- EXTRACTED INFORMATION -
_ _ _ _ _ _ _
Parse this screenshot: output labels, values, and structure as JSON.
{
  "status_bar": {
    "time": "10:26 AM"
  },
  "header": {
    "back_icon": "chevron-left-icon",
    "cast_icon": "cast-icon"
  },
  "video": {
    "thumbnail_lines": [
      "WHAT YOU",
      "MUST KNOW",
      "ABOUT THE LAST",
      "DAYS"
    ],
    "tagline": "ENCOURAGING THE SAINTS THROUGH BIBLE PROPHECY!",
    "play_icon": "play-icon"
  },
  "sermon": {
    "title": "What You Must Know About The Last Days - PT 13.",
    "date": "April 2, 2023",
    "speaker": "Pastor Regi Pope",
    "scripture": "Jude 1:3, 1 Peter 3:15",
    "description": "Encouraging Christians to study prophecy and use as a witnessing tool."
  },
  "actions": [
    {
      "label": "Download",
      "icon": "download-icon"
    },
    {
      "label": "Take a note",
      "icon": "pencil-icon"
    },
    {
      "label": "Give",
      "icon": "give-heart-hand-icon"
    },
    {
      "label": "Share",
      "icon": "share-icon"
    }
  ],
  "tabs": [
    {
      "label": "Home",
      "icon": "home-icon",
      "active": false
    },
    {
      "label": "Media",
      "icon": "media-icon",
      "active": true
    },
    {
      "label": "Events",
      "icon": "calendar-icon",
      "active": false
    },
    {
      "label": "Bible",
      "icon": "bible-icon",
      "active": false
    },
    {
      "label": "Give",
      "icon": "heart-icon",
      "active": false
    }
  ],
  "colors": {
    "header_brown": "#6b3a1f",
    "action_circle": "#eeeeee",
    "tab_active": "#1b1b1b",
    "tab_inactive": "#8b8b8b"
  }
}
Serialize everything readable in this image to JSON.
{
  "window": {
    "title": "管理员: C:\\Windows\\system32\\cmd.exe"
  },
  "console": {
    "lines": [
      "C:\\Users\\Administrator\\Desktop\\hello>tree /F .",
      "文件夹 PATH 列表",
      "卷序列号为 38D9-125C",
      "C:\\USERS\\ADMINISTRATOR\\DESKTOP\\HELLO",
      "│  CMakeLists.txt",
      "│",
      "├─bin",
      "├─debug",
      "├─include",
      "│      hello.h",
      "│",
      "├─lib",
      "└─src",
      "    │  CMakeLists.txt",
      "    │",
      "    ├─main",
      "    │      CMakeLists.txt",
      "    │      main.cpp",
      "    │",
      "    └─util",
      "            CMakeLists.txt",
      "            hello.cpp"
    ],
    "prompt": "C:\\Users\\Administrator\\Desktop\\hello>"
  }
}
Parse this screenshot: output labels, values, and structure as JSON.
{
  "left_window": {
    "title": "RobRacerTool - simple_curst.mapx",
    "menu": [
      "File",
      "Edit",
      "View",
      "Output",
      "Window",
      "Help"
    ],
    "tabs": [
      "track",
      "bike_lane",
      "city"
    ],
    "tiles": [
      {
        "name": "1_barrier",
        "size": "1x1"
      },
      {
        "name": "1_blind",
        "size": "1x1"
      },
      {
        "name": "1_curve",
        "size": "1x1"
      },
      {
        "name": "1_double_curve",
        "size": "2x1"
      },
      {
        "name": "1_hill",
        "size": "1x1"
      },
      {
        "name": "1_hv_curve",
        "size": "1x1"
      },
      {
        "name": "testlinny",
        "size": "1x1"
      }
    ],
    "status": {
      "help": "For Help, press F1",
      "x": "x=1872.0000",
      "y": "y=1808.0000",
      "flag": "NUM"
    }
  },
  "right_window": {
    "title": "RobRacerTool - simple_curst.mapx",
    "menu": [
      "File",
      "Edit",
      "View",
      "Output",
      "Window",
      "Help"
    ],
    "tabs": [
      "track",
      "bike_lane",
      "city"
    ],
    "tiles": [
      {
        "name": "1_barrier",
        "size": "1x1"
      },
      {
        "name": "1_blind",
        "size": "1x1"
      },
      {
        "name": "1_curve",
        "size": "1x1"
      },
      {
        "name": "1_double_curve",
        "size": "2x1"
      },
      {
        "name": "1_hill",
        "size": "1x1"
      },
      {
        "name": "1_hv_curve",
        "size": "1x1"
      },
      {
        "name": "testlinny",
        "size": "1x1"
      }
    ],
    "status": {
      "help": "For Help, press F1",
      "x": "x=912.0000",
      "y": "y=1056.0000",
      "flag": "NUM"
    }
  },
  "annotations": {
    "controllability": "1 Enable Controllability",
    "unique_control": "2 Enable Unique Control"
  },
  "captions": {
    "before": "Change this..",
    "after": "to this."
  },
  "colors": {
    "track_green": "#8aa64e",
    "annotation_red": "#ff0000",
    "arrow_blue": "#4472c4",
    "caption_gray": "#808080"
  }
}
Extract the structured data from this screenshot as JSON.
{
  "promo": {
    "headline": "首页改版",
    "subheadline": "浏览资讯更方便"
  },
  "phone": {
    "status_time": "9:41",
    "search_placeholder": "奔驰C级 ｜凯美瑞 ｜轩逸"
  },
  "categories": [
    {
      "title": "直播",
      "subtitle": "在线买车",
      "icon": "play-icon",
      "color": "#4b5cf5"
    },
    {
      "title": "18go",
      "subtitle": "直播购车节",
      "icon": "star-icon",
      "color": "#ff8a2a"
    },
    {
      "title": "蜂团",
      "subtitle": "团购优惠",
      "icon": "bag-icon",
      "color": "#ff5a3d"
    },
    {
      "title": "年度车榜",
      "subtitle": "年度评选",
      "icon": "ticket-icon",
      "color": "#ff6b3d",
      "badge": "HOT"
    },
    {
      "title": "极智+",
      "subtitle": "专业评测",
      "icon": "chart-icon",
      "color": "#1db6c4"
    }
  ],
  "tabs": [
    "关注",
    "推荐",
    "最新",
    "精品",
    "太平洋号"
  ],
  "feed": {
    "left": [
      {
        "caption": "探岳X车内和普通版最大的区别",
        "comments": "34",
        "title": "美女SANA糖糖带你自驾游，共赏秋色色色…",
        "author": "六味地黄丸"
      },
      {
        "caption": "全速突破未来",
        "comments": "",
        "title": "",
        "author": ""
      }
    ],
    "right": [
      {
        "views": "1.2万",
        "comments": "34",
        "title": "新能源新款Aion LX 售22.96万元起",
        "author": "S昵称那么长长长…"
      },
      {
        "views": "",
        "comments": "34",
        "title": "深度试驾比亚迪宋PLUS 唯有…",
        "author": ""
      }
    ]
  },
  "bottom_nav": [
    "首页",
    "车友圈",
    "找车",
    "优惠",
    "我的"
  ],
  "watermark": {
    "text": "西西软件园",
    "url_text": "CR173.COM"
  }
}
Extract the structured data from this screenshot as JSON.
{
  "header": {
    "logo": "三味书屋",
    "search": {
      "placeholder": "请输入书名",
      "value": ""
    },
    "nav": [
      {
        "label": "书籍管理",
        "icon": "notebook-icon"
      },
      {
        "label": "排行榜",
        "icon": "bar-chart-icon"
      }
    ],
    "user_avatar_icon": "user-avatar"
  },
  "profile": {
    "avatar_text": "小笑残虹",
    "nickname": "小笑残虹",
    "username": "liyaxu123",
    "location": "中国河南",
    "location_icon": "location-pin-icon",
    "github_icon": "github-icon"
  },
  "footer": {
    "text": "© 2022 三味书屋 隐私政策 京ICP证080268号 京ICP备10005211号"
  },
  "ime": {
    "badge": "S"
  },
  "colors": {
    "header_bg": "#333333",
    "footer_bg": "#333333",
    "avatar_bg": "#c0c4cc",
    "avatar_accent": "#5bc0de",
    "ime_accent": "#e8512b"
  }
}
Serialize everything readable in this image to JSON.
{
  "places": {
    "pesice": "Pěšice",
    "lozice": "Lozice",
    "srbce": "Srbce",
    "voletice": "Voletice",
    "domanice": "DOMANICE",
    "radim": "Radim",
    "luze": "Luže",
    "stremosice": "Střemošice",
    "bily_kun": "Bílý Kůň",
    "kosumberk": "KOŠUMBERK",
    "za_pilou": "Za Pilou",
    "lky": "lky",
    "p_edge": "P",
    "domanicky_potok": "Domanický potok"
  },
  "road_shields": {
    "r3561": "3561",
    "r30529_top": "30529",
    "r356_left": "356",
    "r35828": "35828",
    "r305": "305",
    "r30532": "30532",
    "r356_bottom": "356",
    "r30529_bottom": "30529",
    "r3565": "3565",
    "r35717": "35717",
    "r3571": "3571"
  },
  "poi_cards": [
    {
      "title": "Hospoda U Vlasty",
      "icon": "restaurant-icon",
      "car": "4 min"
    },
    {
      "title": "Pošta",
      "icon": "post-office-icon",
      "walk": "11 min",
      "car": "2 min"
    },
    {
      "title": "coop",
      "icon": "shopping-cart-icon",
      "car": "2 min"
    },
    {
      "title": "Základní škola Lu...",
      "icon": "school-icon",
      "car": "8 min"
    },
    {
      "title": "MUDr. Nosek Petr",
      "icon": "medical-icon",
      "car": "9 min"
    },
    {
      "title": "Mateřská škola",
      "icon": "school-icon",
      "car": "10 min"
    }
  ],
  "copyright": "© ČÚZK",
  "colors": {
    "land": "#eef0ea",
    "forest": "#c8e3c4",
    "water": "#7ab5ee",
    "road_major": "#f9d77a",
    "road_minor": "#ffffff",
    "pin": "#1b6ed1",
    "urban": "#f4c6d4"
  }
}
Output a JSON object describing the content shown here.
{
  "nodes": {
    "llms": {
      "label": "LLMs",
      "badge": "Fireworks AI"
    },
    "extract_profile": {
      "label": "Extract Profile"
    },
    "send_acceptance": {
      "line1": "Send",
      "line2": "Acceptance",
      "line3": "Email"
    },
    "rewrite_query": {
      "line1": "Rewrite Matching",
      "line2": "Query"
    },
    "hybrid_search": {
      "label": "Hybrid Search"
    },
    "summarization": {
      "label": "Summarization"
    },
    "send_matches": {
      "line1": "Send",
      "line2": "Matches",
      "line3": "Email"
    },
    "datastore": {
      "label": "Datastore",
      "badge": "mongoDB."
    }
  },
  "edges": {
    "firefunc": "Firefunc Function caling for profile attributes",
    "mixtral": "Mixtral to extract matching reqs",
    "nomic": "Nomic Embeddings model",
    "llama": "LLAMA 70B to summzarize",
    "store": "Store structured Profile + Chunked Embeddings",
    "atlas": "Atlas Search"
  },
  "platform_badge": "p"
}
_ _ _ _ _ _ _
- TASK REQUIREMENTS -
Copy out all lines from the material above that contain the string "škola".

- RESPONSE -
      "title": "Základní škola Lu...",
      "title": "Mateřská škola",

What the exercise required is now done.